Dataset rows about figures
····················
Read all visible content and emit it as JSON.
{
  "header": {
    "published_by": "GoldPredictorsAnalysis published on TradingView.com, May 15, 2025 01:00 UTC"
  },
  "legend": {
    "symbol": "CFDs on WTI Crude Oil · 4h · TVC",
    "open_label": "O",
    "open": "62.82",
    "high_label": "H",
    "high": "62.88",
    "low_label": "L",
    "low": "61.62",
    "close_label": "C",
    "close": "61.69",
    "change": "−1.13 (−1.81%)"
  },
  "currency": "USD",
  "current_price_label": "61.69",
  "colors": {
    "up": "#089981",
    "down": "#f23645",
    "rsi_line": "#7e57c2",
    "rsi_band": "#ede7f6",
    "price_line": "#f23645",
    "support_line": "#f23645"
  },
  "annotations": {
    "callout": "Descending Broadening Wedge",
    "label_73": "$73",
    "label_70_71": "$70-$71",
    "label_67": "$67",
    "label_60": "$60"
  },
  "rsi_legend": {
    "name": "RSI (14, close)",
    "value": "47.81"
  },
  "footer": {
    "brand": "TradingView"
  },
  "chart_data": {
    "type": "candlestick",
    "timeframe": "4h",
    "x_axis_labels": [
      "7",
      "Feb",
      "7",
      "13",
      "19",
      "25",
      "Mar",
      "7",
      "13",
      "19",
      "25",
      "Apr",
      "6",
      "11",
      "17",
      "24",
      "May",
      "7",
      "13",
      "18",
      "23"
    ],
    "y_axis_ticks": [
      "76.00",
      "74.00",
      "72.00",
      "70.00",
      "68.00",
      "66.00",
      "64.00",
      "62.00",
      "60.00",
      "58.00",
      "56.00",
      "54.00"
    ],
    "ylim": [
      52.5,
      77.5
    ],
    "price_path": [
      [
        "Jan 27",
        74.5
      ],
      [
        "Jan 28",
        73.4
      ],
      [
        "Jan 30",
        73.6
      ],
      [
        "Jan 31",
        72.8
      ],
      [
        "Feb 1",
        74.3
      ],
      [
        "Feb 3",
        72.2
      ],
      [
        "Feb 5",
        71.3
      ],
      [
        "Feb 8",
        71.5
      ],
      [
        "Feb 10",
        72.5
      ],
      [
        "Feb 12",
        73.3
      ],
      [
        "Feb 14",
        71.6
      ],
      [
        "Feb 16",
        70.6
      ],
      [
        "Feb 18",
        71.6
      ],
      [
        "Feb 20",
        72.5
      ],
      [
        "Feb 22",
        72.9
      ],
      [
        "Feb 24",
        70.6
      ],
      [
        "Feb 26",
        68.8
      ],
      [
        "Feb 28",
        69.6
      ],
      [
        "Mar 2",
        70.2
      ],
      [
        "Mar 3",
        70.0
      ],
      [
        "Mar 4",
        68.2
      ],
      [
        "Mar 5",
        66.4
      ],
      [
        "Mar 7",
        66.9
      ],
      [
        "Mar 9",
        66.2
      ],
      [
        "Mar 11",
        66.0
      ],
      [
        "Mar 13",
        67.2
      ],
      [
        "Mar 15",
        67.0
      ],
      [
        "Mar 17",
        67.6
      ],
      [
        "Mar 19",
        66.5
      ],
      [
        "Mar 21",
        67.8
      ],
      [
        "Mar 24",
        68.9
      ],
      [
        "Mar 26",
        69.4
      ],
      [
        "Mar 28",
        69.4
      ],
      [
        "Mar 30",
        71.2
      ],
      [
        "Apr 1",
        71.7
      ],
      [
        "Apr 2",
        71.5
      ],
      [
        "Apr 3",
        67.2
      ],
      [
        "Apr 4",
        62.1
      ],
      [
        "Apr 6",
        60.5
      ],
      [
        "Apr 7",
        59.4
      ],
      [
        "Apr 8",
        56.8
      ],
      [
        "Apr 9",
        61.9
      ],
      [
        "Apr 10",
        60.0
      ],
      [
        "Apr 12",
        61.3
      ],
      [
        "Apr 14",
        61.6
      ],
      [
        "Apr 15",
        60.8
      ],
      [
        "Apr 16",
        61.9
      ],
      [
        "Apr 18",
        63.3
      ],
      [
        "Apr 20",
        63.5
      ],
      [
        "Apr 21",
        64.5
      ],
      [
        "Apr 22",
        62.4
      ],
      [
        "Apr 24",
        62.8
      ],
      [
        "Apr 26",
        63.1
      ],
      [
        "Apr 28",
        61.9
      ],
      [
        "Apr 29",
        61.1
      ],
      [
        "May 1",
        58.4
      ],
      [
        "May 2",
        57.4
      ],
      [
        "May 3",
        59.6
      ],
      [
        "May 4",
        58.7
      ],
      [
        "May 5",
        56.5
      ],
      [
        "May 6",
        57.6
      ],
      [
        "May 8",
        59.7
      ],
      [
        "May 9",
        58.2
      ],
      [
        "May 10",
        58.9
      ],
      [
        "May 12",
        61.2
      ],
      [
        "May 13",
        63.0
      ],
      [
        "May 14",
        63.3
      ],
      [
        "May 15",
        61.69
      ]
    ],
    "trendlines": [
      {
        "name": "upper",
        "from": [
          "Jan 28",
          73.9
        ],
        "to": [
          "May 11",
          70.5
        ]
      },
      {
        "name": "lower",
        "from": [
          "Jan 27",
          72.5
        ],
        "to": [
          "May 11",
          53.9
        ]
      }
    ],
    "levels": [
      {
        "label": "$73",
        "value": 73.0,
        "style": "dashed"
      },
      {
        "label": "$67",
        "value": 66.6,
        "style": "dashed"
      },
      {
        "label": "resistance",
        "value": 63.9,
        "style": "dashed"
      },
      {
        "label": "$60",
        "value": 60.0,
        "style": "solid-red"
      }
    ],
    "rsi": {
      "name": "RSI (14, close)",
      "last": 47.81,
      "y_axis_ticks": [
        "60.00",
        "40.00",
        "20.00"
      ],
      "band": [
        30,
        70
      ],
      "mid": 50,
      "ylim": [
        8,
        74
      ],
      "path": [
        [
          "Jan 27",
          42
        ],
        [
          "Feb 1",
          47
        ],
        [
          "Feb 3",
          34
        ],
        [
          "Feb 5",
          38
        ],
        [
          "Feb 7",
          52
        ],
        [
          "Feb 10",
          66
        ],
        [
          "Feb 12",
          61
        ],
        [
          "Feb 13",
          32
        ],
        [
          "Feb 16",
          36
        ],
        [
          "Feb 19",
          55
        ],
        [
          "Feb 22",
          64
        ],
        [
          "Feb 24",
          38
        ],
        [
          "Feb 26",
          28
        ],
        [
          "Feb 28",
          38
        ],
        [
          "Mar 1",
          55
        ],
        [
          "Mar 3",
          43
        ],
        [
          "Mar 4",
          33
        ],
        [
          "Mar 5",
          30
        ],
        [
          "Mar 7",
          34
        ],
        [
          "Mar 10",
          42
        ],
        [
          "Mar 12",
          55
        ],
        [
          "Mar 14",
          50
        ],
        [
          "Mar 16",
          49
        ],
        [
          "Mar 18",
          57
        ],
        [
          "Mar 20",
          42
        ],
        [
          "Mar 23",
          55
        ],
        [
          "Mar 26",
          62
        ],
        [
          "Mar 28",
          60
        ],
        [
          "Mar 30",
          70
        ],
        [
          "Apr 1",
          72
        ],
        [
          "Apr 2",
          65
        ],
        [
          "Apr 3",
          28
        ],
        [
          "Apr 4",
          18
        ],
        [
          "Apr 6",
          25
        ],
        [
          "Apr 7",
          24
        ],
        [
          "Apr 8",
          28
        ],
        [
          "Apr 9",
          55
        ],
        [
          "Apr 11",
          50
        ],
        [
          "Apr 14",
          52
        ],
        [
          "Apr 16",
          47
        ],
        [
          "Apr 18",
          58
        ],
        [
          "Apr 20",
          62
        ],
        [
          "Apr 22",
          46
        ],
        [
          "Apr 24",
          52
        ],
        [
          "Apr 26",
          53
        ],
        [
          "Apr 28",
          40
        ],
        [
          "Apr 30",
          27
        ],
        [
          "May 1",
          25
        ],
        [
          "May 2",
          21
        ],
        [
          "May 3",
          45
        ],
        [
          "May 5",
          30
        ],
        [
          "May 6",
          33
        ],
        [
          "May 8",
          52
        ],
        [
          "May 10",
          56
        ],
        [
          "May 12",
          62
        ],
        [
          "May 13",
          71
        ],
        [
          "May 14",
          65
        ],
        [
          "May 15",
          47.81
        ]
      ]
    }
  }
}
····················
→ **PROMPT**
Determine the number of lines in the listing that hold the word "value", and supply that number and nothing further.

→ **TASK ANSWER**
5